Dataset items:
◆ ◆ ◆

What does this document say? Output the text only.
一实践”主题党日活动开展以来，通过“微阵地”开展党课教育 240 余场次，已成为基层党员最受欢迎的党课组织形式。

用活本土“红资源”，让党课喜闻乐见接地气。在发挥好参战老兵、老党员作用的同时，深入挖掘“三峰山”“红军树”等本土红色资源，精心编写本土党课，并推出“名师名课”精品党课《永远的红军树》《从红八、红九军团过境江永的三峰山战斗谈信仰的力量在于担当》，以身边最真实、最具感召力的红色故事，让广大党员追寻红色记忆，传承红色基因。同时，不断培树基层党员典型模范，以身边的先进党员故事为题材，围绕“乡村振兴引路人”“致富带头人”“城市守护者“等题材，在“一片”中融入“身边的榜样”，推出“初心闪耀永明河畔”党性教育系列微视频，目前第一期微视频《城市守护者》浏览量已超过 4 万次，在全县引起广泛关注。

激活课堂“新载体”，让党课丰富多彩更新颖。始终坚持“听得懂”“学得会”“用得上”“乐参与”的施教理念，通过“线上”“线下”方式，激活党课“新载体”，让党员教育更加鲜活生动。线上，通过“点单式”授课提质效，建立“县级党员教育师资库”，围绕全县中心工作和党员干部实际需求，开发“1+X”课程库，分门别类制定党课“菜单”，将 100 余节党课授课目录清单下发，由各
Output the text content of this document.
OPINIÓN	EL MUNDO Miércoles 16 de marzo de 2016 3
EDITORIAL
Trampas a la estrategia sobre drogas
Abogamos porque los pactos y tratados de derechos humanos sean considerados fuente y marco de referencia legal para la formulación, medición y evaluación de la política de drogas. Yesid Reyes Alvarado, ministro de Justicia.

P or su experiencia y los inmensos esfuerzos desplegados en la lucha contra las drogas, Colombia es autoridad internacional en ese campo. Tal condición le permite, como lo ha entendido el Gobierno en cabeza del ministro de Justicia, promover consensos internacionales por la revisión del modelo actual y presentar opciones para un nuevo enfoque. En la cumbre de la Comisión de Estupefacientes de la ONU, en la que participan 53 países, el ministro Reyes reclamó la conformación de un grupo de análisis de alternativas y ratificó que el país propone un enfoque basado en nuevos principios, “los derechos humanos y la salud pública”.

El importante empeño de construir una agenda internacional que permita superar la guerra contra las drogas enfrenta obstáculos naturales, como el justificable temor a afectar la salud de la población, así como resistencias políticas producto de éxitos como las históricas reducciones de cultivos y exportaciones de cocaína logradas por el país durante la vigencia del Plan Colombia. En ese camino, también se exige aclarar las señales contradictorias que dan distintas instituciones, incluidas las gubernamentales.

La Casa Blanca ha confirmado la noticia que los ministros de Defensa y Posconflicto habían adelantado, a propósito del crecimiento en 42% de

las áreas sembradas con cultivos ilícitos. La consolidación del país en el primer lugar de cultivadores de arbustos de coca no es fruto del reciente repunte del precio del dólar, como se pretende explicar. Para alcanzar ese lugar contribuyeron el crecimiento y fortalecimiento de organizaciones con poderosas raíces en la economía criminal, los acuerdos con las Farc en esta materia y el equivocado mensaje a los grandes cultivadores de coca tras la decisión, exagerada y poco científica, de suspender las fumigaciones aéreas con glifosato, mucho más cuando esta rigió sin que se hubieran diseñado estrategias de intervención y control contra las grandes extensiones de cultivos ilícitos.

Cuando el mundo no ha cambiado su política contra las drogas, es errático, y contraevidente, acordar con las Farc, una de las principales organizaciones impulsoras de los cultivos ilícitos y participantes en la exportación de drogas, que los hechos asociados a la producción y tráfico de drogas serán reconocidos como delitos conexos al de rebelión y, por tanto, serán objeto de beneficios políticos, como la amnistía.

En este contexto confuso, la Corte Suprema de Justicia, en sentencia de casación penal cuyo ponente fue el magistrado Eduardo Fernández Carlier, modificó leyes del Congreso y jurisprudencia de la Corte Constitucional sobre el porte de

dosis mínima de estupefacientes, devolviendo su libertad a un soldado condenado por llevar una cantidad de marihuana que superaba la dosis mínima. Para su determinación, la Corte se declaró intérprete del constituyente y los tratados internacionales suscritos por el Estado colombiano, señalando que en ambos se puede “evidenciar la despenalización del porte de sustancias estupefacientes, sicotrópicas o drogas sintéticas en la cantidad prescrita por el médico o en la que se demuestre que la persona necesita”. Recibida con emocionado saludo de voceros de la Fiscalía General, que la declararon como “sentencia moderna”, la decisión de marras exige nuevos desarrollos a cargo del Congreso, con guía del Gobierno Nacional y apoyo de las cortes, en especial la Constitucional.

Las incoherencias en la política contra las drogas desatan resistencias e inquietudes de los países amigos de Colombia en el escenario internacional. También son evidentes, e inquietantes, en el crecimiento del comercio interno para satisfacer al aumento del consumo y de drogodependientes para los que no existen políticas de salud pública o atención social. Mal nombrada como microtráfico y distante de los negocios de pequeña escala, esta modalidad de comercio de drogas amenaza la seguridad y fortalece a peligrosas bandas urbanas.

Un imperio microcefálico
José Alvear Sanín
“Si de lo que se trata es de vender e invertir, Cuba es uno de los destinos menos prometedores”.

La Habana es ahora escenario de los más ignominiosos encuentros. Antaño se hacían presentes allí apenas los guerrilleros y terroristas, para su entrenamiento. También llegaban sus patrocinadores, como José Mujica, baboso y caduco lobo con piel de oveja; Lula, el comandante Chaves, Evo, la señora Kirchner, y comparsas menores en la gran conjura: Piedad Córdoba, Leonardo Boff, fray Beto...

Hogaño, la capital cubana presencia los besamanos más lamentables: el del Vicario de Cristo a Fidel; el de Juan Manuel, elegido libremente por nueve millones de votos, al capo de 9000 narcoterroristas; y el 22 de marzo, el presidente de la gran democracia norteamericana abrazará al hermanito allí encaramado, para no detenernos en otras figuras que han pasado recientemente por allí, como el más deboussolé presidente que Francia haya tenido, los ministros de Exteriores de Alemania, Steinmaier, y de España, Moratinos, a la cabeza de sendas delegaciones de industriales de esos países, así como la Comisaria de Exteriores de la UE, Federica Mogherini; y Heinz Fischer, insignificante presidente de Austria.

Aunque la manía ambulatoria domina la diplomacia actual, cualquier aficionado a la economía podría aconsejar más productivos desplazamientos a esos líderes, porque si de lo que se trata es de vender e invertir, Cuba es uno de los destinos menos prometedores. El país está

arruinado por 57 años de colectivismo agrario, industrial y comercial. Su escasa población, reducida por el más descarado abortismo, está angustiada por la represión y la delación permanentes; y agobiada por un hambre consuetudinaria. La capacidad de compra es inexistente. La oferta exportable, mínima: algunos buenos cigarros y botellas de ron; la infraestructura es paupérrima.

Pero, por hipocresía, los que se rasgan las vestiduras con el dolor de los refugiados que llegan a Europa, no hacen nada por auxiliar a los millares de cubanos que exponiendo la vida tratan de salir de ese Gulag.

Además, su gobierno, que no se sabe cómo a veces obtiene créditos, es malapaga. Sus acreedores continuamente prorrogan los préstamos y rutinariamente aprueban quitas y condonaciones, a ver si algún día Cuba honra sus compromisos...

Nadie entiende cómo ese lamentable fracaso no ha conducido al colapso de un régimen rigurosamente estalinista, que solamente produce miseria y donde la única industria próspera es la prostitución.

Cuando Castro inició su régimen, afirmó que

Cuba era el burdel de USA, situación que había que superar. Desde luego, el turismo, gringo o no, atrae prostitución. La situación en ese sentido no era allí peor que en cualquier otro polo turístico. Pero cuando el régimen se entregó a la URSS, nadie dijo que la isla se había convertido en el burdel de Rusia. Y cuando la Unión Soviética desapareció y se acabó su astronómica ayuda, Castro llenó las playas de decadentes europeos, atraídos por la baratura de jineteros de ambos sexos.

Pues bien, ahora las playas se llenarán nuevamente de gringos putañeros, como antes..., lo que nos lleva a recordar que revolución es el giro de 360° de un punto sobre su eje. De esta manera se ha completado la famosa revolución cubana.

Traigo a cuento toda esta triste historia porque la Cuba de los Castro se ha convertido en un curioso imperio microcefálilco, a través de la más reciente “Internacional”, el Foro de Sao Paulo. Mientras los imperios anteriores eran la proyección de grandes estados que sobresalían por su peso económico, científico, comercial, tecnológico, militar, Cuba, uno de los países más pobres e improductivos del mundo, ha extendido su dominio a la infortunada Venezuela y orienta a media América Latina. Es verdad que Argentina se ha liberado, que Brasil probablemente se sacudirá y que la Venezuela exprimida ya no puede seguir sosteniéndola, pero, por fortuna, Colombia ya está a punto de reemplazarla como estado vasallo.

◆ ◆ ◆

> **WHAT IS BEING ASKED**:
Track down every line with the word "marzo" and copy it.

> **EXERCISE OUTPUT**:
OPINIÓN	EL MUNDO Miércoles 16 de marzo de 2016 3
Hogaño, la capital cubana presencia los besamanos más lamentables: el del Vicario de Cristo a Fidel; el de Juan Manuel, elegido libremente por nueve millones de votos, al capo de 9000 narcoterroristas; y el 22 de marzo, el presidente de la gran democracia norteamericana abrazará al hermanito allí encaramado, para no detenernos en otras figuras que han pasado recientemente por allí, como el más deboussolé presidente que Francia haya tenido, los ministros de Exteriores de Alemania, Steinmaier, y de España, Moratinos, a la cabeza de sendas delegaciones de industriales de esos países, así como la Comisaria de Exteriores de la UE, Federica Mogherini; y Heinz Fischer, insignificante presidente de Austria.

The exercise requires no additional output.